PROBLEM TO SOLVE >>
In your copy, leave out the pictures; write out all the data exactly.

------ RECORDED INFORMATION

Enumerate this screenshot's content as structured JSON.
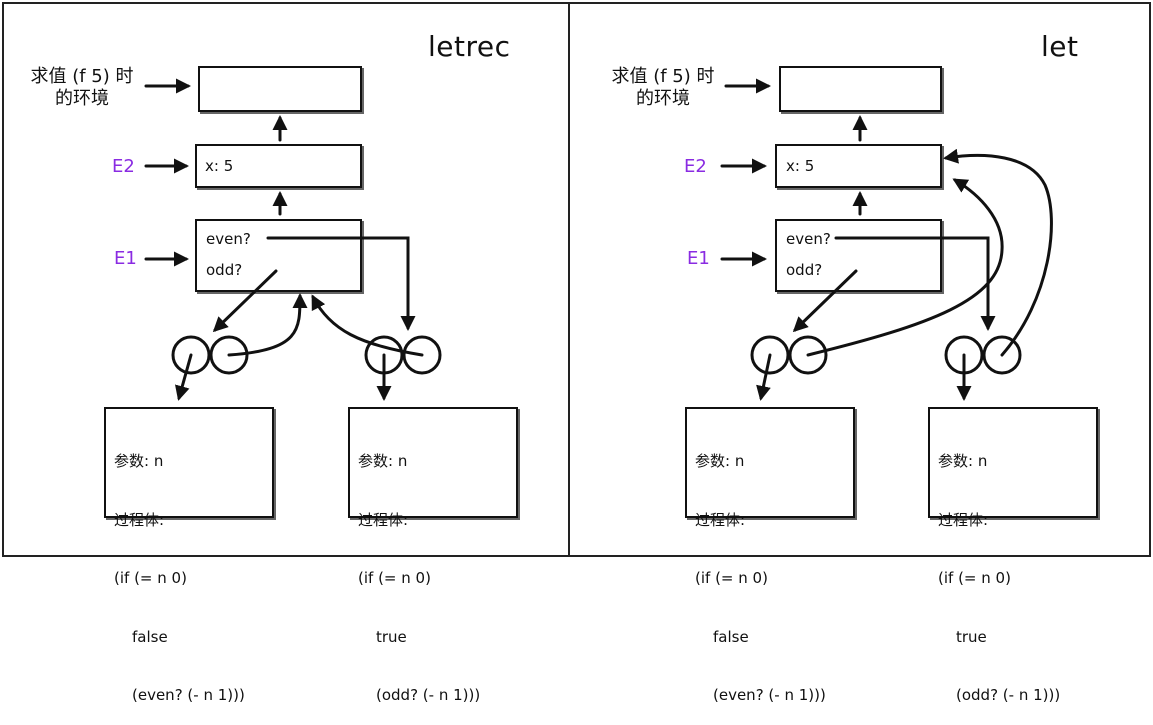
{
  "left": {
    "title": "letrec",
    "env_label_line1": "求值 (f 5) 时",
    "env_label_line2": "的环境",
    "e2_tag": "E2",
    "e1_tag": "E1",
    "e2_binding": "x: 5",
    "e1_even": "even?",
    "e1_odd": "odd?",
    "proc_even": {
      "params": "参数: n",
      "body_label": "过程体:",
      "l1": "(if (= n 0)",
      "l2": "false",
      "l3": "(even? (- n 1)))"
    },
    "proc_odd": {
      "params": "参数: n",
      "body_label": "过程体:",
      "l1": "(if (= n 0)",
      "l2": "true",
      "l3": "(odd? (- n 1)))"
    }
  },
  "right": {
    "title": "let",
    "env_label_line1": "求值 (f 5) 时",
    "env_label_line2": "的环境",
    "e2_tag": "E2",
    "e1_tag": "E1",
    "e2_binding": "x: 5",
    "e1_even": "even?",
    "e1_odd": "odd?",
    "proc_even": {
      "params": "参数: n",
      "body_label": "过程体:",
      "l1": "(if (= n 0)",
      "l2": "false",
      "l3": "(even? (- n 1)))"
    },
    "proc_odd": {
      "params": "参数: n",
      "body_label": "过程体:",
      "l1": "(if (= n 0)",
      "l2": "true",
      "l3": "(odd? (- n 1)))"
    }
  },
  "colors": {
    "env_tag": "#8a2be2",
    "line": "#111111"
  }
}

------------

CORRECT RESULT >>
Enumerate this screenshot's content as structured JSON.
{
  "left": {
    "title": "letrec",
    "env_label_line1": "求值 (f 5) 时",
    "env_label_line2": "的环境",
    "e2_tag": "E2",
    "e1_tag": "E1",
    "e2_binding": "x: 5",
    "e1_even": "even?",
    "e1_odd": "odd?",
    "proc_even": {
      "params": "参数: n",
      "body_label": "过程体:",
      "l1": "(if (= n 0)",
      "l2": "false",
      "l3": "(even? (- n 1)))"
    },
    "proc_odd": {
      "params": "参数: n",
      "body_label": "过程体:",
      "l1": "(if (= n 0)",
      "l2": "true",
      "l3": "(odd? (- n 1)))"
    }
  },
  "right": {
    "title": "let",
    "env_label_line1": "求值 (f 5) 时",
    "env_label_line2": "的环境",
    "e2_tag": "E2",
    "e1_tag": "E1",
    "e2_binding": "x: 5",
    "e1_even": "even?",
    "e1_odd": "odd?",
    "proc_even": {
      "params": "参数: n",
      "body_label": "过程体:",
      "l1": "(if (= n 0)",
      "l2": "false",
      "l3": "(even? (- n 1)))"
    },
    "proc_odd": {
      "params": "参数: n",
      "body_label": "过程体:",
      "l1": "(if (= n 0)",
      "l2": "true",
      "l3": "(odd? (- n 1)))"
    }
  },
  "colors": {
    "env_tag": "#8a2be2",
    "line": "#111111"
  }
}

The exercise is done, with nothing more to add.